#### Dataset rows:
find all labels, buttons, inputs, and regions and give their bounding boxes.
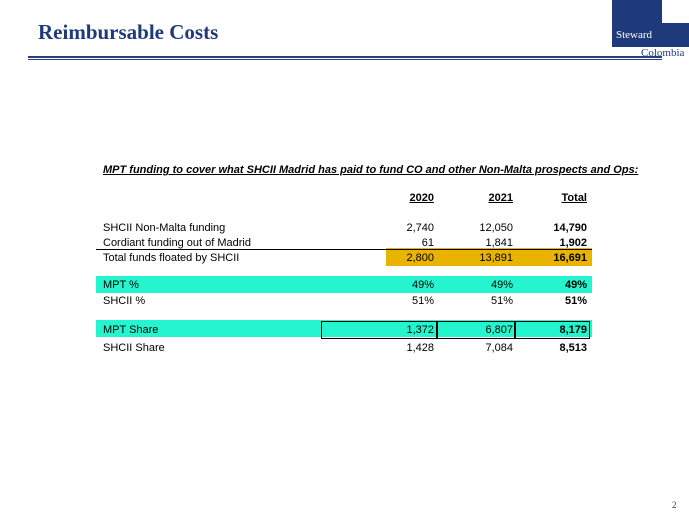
- mpt-share-2021-box: [437, 321, 515, 339]
- logo-text-steward: Steward: [616, 29, 653, 41]
- mpt-share-2020-box: [321, 321, 437, 339]
- table-heading: MPT funding to cover what SHCII Madrid h…: [103, 164, 639, 176]
- row-value-2021: 1,841: [485, 237, 513, 249]
- row-label: Cordiant funding out of Madrid: [103, 237, 251, 249]
- mpt-percent-highlight: [96, 276, 592, 293]
- row-label: SHCII Non-Malta funding: [103, 222, 226, 234]
- row-label: SHCII Share: [103, 342, 165, 354]
- logo-notch: [662, 0, 689, 23]
- row-value-2020: 1,372: [406, 324, 434, 336]
- page-number: 2: [672, 500, 677, 510]
- row-value-total: 51%: [564, 295, 587, 307]
- logo-text-colombia: Colombia: [641, 47, 685, 59]
- row-value-2020: 1,428: [406, 342, 434, 354]
- row-value-total: 14,790: [553, 222, 587, 234]
- row-label: Total funds floated by SHCII: [103, 252, 240, 264]
- col-header-total: Total: [561, 192, 587, 204]
- row-value-total: 8,179: [559, 324, 587, 336]
- row-value-2020: 61: [421, 237, 434, 249]
- row-value-2021: 13,891: [479, 252, 513, 264]
- row-value-2020: 2,800: [406, 252, 434, 264]
- mpt-share-highlight: [96, 320, 592, 337]
- row-label: MPT %: [103, 279, 139, 291]
- title-rule: [28, 56, 662, 58]
- total-funds-highlight: [386, 248, 592, 266]
- row-label: MPT Share: [103, 324, 159, 336]
- row-value-2020: 49%: [411, 279, 434, 291]
- page-title: Reimbursable Costs: [38, 20, 219, 44]
- title-rule-thin: [28, 59, 662, 60]
- col-header-2020: 2020: [409, 192, 434, 204]
- mpt-share-total-box: [515, 321, 590, 339]
- row-value-total: 8,513: [559, 342, 587, 354]
- row-value-2021: 6,807: [485, 324, 513, 336]
- row-value-2021: 51%: [490, 295, 513, 307]
- row-value-total: 16,691: [553, 252, 587, 264]
- row-value-2021: 7,084: [485, 342, 513, 354]
- row-value-total: 49%: [564, 279, 587, 291]
- row-value-total: 1,902: [559, 237, 587, 249]
- subtotal-rule: [96, 249, 592, 250]
- row-value-2021: 12,050: [479, 222, 513, 234]
- row-value-2021: 49%: [490, 279, 513, 291]
- row-value-2020: 51%: [411, 295, 434, 307]
- col-header-2021: 2021: [488, 192, 513, 204]
- row-label: SHCII %: [103, 295, 146, 307]
- row-value-2020: 2,740: [406, 222, 434, 234]
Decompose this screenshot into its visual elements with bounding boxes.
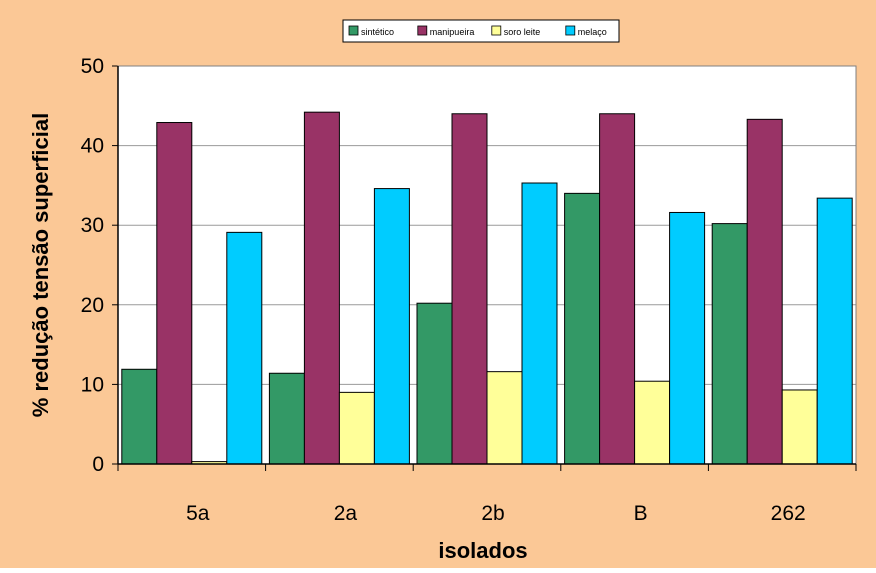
legend: sintético manipueira soro leite melaço	[342, 19, 620, 43]
legend-swatch	[565, 25, 576, 36]
y-tick-label: 10	[81, 373, 104, 396]
bar-melaço-2b	[521, 182, 558, 465]
y-tick-label: 30	[81, 214, 104, 237]
bar-sintético-B	[564, 192, 601, 465]
bar-melaço-5a	[226, 231, 263, 465]
bar-melaço-2a	[373, 188, 410, 465]
x-axis-label: isolados	[438, 538, 527, 563]
bar-manipueira-5a	[156, 122, 193, 465]
legend-box	[342, 19, 620, 43]
legend-label: melaço	[578, 27, 607, 37]
bar-soro-leite-2b	[486, 371, 523, 465]
bar-melaço-B	[669, 211, 706, 465]
bar-sintético-262	[711, 223, 748, 465]
x-tick-label: 2b	[481, 502, 504, 525]
y-tick-label: 0	[92, 453, 104, 476]
y-tick-label: 50	[81, 55, 104, 78]
x-tick-labels: 5a 2a 2b B 262	[186, 502, 806, 525]
legend-label: soro leite	[504, 27, 541, 37]
y-tick-label: 40	[81, 135, 104, 158]
bar-manipueira-2b	[451, 113, 488, 465]
bar-manipueira-262	[746, 118, 783, 465]
x-tick-label: 2a	[334, 502, 358, 525]
legend-swatch	[348, 25, 359, 36]
bar-melaço-262	[816, 197, 853, 465]
y-tick-labels: 0 10 20 30 40 50	[81, 55, 104, 476]
bar-soro-leite-B	[634, 380, 671, 465]
legend-swatch	[491, 25, 502, 36]
bar-soro-leite-262	[781, 389, 818, 465]
x-tick-label: B	[634, 502, 648, 525]
bar-sintético-2b	[416, 302, 453, 465]
legend-label: manipueira	[430, 27, 475, 37]
bars	[121, 111, 853, 465]
y-axis-label: % redução tensão superficial	[28, 113, 53, 417]
x-tick-label: 262	[771, 502, 806, 525]
legend-swatch	[417, 25, 428, 36]
x-tick-label: 5a	[186, 502, 210, 525]
bar-manipueira-B	[599, 113, 636, 465]
bar-soro-leite-2a	[338, 391, 375, 465]
legend-label: sintético	[361, 27, 394, 37]
bar-sintético-5a	[121, 368, 158, 465]
y-tick-label: 20	[81, 294, 104, 317]
bar-manipueira-2a	[303, 111, 340, 465]
bar-sintético-2a	[268, 372, 305, 465]
axes	[117, 65, 857, 471]
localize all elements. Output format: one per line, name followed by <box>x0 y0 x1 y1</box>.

#### Set problem:
Rewrite all of the lines above, replacing every occurrence of "legend-swatch" with "legend-marker" and leaving everything else unchanged. Leave the pictures out.

#### Answer for this exercise:
find all labels, buttons, inputs, and regions and give their bounding boxes.
- mpt-share-2021-box: [437, 321, 515, 339]
- logo-text-steward: Steward: [616, 29, 653, 41]
- mpt-share-2020-box: [321, 321, 437, 339]
- table-heading: MPT funding to cover what SHCII Madrid h…: [103, 164, 639, 176]
- row-value-2021: 1,841: [485, 237, 513, 249]
- row-label: Cordiant funding out of Madrid: [103, 237, 251, 249]
- mpt-percent-highlight: [96, 276, 592, 293]
- row-label: SHCII Non-Malta funding: [103, 222, 226, 234]
- row-label: SHCII Share: [103, 342, 165, 354]
- logo-notch: [662, 0, 689, 23]
- row-value-2020: 1,372: [406, 324, 434, 336]
- page-number: 2: [672, 500, 677, 510]
- row-value-total: 51%: [564, 295, 587, 307]
- logo-text-colombia: Colombia: [641, 47, 685, 59]
- row-value-2020: 1,428: [406, 342, 434, 354]
- row-value-total: 14,790: [553, 222, 587, 234]
- row-label: Total funds floated by SHCII: [103, 252, 240, 264]
- col-header-total: Total: [561, 192, 587, 204]
- row-value-total: 8,179: [559, 324, 587, 336]
- row-value-2020: 61: [421, 237, 434, 249]
- row-value-2021: 13,891: [479, 252, 513, 264]
- row-value-2020: 2,800: [406, 252, 434, 264]
- mpt-share-highlight: [96, 320, 592, 337]
- row-label: MPT %: [103, 279, 139, 291]
- title-rule: [28, 56, 662, 58]
- total-funds-highlight: [386, 248, 592, 266]
- row-label: MPT Share: [103, 324, 159, 336]
- row-value-2020: 49%: [411, 279, 434, 291]
- page-title: Reimbursable Costs: [38, 20, 219, 44]
- title-rule-thin: [28, 59, 662, 60]
- col-header-2020: 2020: [409, 192, 434, 204]
- mpt-share-total-box: [515, 321, 590, 339]
- row-value-total: 8,513: [559, 342, 587, 354]
- row-value-2021: 6,807: [485, 324, 513, 336]
- row-value-2021: 51%: [490, 295, 513, 307]
- row-value-total: 16,691: [553, 252, 587, 264]
- row-value-2021: 7,084: [485, 342, 513, 354]
- row-value-total: 49%: [564, 279, 587, 291]
- row-value-total: 1,902: [559, 237, 587, 249]
- subtotal-rule: [96, 249, 592, 250]
- row-value-2021: 12,050: [479, 222, 513, 234]
- row-value-2021: 49%: [490, 279, 513, 291]
- row-value-2020: 51%: [411, 295, 434, 307]
- col-header-2021: 2021: [488, 192, 513, 204]
- row-label: SHCII %: [103, 295, 146, 307]
- row-value-2020: 2,740: [406, 222, 434, 234]
Decompose this screenshot into its visual elements with bounding boxes.
legend: sintético manipueira soro leite melaço	[342, 19, 620, 43]
legend-marker	[565, 25, 576, 36]
y-tick-label: 10	[81, 373, 104, 396]
bar-melaço-2b	[521, 182, 558, 465]
y-tick-label: 30	[81, 214, 104, 237]
bar-sintético-B	[564, 192, 601, 465]
bar-melaço-5a	[226, 231, 263, 465]
bar-melaço-2a	[373, 188, 410, 465]
x-axis-label: isolados	[438, 538, 527, 563]
bar-manipueira-5a	[156, 122, 193, 465]
legend-box	[342, 19, 620, 43]
legend-label: melaço	[578, 27, 607, 37]
bar-soro-leite-2b	[486, 371, 523, 465]
bar-melaço-B	[669, 211, 706, 465]
bar-sintético-262	[711, 223, 748, 465]
x-tick-label: 2b	[481, 502, 504, 525]
y-tick-label: 0	[92, 453, 104, 476]
y-tick-label: 50	[81, 55, 104, 78]
x-tick-labels: 5a 2a 2b B 262	[186, 502, 806, 525]
legend-label: soro leite	[504, 27, 541, 37]
y-tick-label: 40	[81, 135, 104, 158]
bar-manipueira-2b	[451, 113, 488, 465]
bar-manipueira-262	[746, 118, 783, 465]
x-tick-label: 2a	[334, 502, 358, 525]
legend-marker	[348, 25, 359, 36]
bar-melaço-262	[816, 197, 853, 465]
y-tick-labels: 0 10 20 30 40 50	[81, 55, 104, 476]
bar-soro-leite-B	[634, 380, 671, 465]
legend-marker	[491, 25, 502, 36]
bar-soro-leite-262	[781, 389, 818, 465]
x-tick-label: B	[634, 502, 648, 525]
bar-sintético-2b	[416, 302, 453, 465]
legend-label: manipueira	[430, 27, 475, 37]
bars	[121, 111, 853, 465]
y-axis-label: % redução tensão superficial	[28, 113, 53, 417]
x-tick-label: 262	[771, 502, 806, 525]
legend-marker	[417, 25, 428, 36]
x-tick-label: 5a	[186, 502, 210, 525]
bar-manipueira-B	[599, 113, 636, 465]
bar-soro-leite-2a	[338, 391, 375, 465]
legend-label: sintético	[361, 27, 394, 37]
bar-sintético-5a	[121, 368, 158, 465]
y-tick-label: 20	[81, 294, 104, 317]
bar-manipueira-2a	[303, 111, 340, 465]
bar-sintético-2a	[268, 372, 305, 465]
axes	[117, 65, 857, 471]
localize all elements. Output format: one per line, name followed by <box>x0 y0 x1 y1</box>.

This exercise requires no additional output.